<<<<
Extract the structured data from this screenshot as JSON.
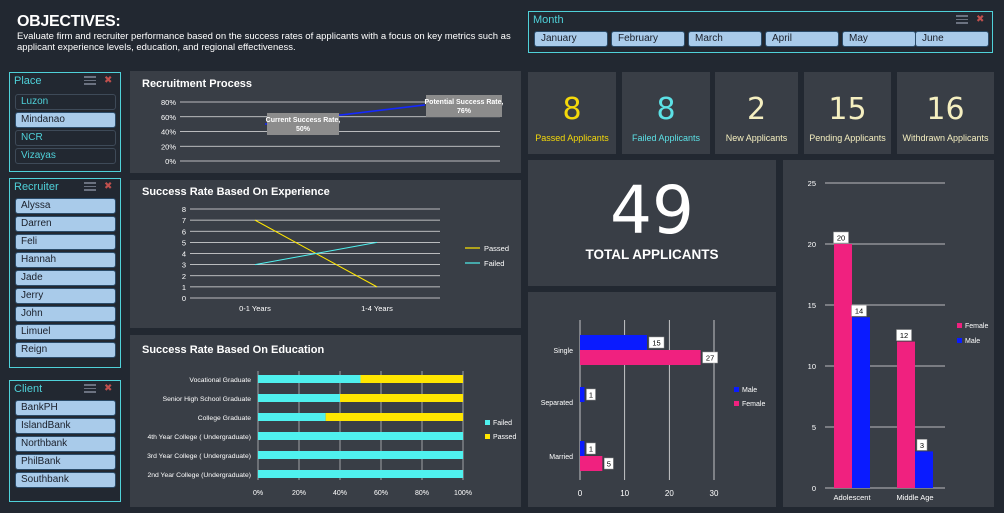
{
  "header": {
    "title": "OBJECTIVES:",
    "description": "Evaluate firm and recruiter performance based on the success rates of applicants with a focus on key metrics such as applicant experience levels, education, and regional effectiveness."
  },
  "slicers": {
    "month": {
      "label": "Month",
      "items": [
        "January",
        "February",
        "March",
        "April",
        "May",
        "June"
      ]
    },
    "place": {
      "label": "Place",
      "items": [
        "Luzon",
        "Mindanao",
        "NCR",
        "Vizayas"
      ],
      "selected": [
        "Mindanao"
      ]
    },
    "recruiter": {
      "label": "Recruiter",
      "items": [
        "Alyssa",
        "Darren",
        "Feli",
        "Hannah",
        "Jade",
        "Jerry",
        "John",
        "Limuel",
        "Reign"
      ]
    },
    "client": {
      "label": "Client",
      "items": [
        "BankPH",
        "IslandBank",
        "Northbank",
        "PhilBank",
        "Southbank"
      ]
    }
  },
  "kpis": [
    {
      "value": "8",
      "label": "Passed Applicants",
      "color": "#f5d90a"
    },
    {
      "value": "8",
      "label": "Failed Applicants",
      "color": "#5ce1e6"
    },
    {
      "value": "2",
      "label": "New Applicants",
      "color": "#f5efc0"
    },
    {
      "value": "15",
      "label": "Pending Applicants",
      "color": "#f5efc0"
    },
    {
      "value": "16",
      "label": "Withdrawn Applicants",
      "color": "#f5efc0"
    }
  ],
  "total": {
    "value": "49",
    "label": "TOTAL APPLICANTS"
  },
  "colors": {
    "passed": "#ffe600",
    "failed": "#4ff0ee",
    "male": "#0a1bff",
    "female": "#f0217f",
    "accent": "#4fd1d9"
  },
  "chart_data": [
    {
      "id": "recruitment",
      "type": "line",
      "title": "Recruitment Process",
      "yticks": [
        "0%",
        "20%",
        "40%",
        "60%",
        "80%"
      ],
      "ylim": [
        0,
        80
      ],
      "points": [
        {
          "label": "Current Success Rate,\n50%",
          "value": 50
        },
        {
          "label": "Potential Success Rate,\n76%",
          "value": 76
        }
      ]
    },
    {
      "id": "experience",
      "type": "line",
      "title": "Success Rate Based On Experience",
      "categories": [
        "0-1 Years",
        "1-4 Years"
      ],
      "ylim": [
        0,
        8
      ],
      "yticks": [
        "0",
        "1",
        "2",
        "3",
        "4",
        "5",
        "6",
        "7",
        "8"
      ],
      "series": [
        {
          "name": "Passed",
          "values": [
            7,
            1
          ]
        },
        {
          "name": "Failed",
          "values": [
            3,
            5
          ]
        }
      ],
      "legend": "right"
    },
    {
      "id": "education",
      "type": "bar",
      "orientation": "horizontal-stacked-100",
      "title": "Success Rate Based On Education",
      "categories": [
        "Vocational Graduate",
        "Senior High School Graduate",
        "College Graduate",
        "4th Year College ( Undergraduate)",
        "3rd Year College ( Undergraduate)",
        "2nd Year College (Undergraduate)"
      ],
      "xticks": [
        "0%",
        "20%",
        "40%",
        "60%",
        "80%",
        "100%"
      ],
      "series": [
        {
          "name": "Failed",
          "values": [
            50,
            40,
            33,
            100,
            100,
            100
          ]
        },
        {
          "name": "Passed",
          "values": [
            50,
            60,
            67,
            0,
            0,
            0
          ]
        }
      ],
      "legend": "right"
    },
    {
      "id": "civil",
      "type": "bar",
      "orientation": "horizontal",
      "categories": [
        "Single",
        "Separated",
        "Married"
      ],
      "xticks": [
        "0",
        "10",
        "20",
        "30"
      ],
      "xlim": [
        0,
        30
      ],
      "series": [
        {
          "name": "Male",
          "values": [
            15,
            1,
            1
          ],
          "labels": [
            "15",
            "1",
            "1"
          ]
        },
        {
          "name": "Female",
          "values": [
            27,
            0,
            5
          ],
          "labels": [
            "27",
            "",
            "5"
          ]
        }
      ],
      "legend": "right"
    },
    {
      "id": "age",
      "type": "bar",
      "orientation": "vertical",
      "categories": [
        "Adolescent",
        "Middle Age"
      ],
      "yticks": [
        "0",
        "5",
        "10",
        "15",
        "20",
        "25"
      ],
      "ylim": [
        0,
        25
      ],
      "series": [
        {
          "name": "Female",
          "values": [
            20,
            12
          ],
          "labels": [
            "20",
            "12"
          ]
        },
        {
          "name": "Male",
          "values": [
            14,
            3
          ],
          "labels": [
            "14",
            "3"
          ]
        }
      ],
      "legend": "right"
    }
  ]
}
>>>>
### Aim
Give every line back word for word and leave the pictures out.

### Output of the task
Extract the structured data from this screenshot as JSON.
{
  "header": {
    "title": "OBJECTIVES:",
    "description": "Evaluate firm and recruiter performance based on the success rates of applicants with a focus on key metrics such as applicant experience levels, education, and regional effectiveness."
  },
  "slicers": {
    "month": {
      "label": "Month",
      "items": [
        "January",
        "February",
        "March",
        "April",
        "May",
        "June"
      ]
    },
    "place": {
      "label": "Place",
      "items": [
        "Luzon",
        "Mindanao",
        "NCR",
        "Vizayas"
      ],
      "selected": [
        "Mindanao"
      ]
    },
    "recruiter": {
      "label": "Recruiter",
      "items": [
        "Alyssa",
        "Darren",
        "Feli",
        "Hannah",
        "Jade",
        "Jerry",
        "John",
        "Limuel",
        "Reign"
      ]
    },
    "client": {
      "label": "Client",
      "items": [
        "BankPH",
        "IslandBank",
        "Northbank",
        "PhilBank",
        "Southbank"
      ]
    }
  },
  "kpis": [
    {
      "value": "8",
      "label": "Passed Applicants",
      "color": "#f5d90a"
    },
    {
      "value": "8",
      "label": "Failed Applicants",
      "color": "#5ce1e6"
    },
    {
      "value": "2",
      "label": "New Applicants",
      "color": "#f5efc0"
    },
    {
      "value": "15",
      "label": "Pending Applicants",
      "color": "#f5efc0"
    },
    {
      "value": "16",
      "label": "Withdrawn Applicants",
      "color": "#f5efc0"
    }
  ],
  "total": {
    "value": "49",
    "label": "TOTAL APPLICANTS"
  },
  "colors": {
    "passed": "#ffe600",
    "failed": "#4ff0ee",
    "male": "#0a1bff",
    "female": "#f0217f",
    "accent": "#4fd1d9"
  },
  "chart_data": [
    {
      "id": "recruitment",
      "type": "line",
      "title": "Recruitment Process",
      "yticks": [
        "0%",
        "20%",
        "40%",
        "60%",
        "80%"
      ],
      "ylim": [
        0,
        80
      ],
      "points": [
        {
          "label": "Current Success Rate,\n50%",
          "value": 50
        },
        {
          "label": "Potential Success Rate,\n76%",
          "value": 76
        }
      ]
    },
    {
      "id": "experience",
      "type": "line",
      "title": "Success Rate Based On Experience",
      "categories": [
        "0-1 Years",
        "1-4 Years"
      ],
      "ylim": [
        0,
        8
      ],
      "yticks": [
        "0",
        "1",
        "2",
        "3",
        "4",
        "5",
        "6",
        "7",
        "8"
      ],
      "series": [
        {
          "name": "Passed",
          "values": [
            7,
            1
          ]
        },
        {
          "name": "Failed",
          "values": [
            3,
            5
          ]
        }
      ],
      "legend": "right"
    },
    {
      "id": "education",
      "type": "bar",
      "orientation": "horizontal-stacked-100",
      "title": "Success Rate Based On Education",
      "categories": [
        "Vocational Graduate",
        "Senior High School Graduate",
        "College Graduate",
        "4th Year College ( Undergraduate)",
        "3rd Year College ( Undergraduate)",
        "2nd Year College (Undergraduate)"
      ],
      "xticks": [
        "0%",
        "20%",
        "40%",
        "60%",
        "80%",
        "100%"
      ],
      "series": [
        {
          "name": "Failed",
          "values": [
            50,
            40,
            33,
            100,
            100,
            100
          ]
        },
        {
          "name": "Passed",
          "values": [
            50,
            60,
            67,
            0,
            0,
            0
          ]
        }
      ],
      "legend": "right"
    },
    {
      "id": "civil",
      "type": "bar",
      "orientation": "horizontal",
      "categories": [
        "Single",
        "Separated",
        "Married"
      ],
      "xticks": [
        "0",
        "10",
        "20",
        "30"
      ],
      "xlim": [
        0,
        30
      ],
      "series": [
        {
          "name": "Male",
          "values": [
            15,
            1,
            1
          ],
          "labels": [
            "15",
            "1",
            "1"
          ]
        },
        {
          "name": "Female",
          "values": [
            27,
            0,
            5
          ],
          "labels": [
            "27",
            "",
            "5"
          ]
        }
      ],
      "legend": "right"
    },
    {
      "id": "age",
      "type": "bar",
      "orientation": "vertical",
      "categories": [
        "Adolescent",
        "Middle Age"
      ],
      "yticks": [
        "0",
        "5",
        "10",
        "15",
        "20",
        "25"
      ],
      "ylim": [
        0,
        25
      ],
      "series": [
        {
          "name": "Female",
          "values": [
            20,
            12
          ],
          "labels": [
            "20",
            "12"
          ]
        },
        {
          "name": "Male",
          "values": [
            14,
            3
          ],
          "labels": [
            "14",
            "3"
          ]
        }
      ],
      "legend": "right"
    }
  ]
}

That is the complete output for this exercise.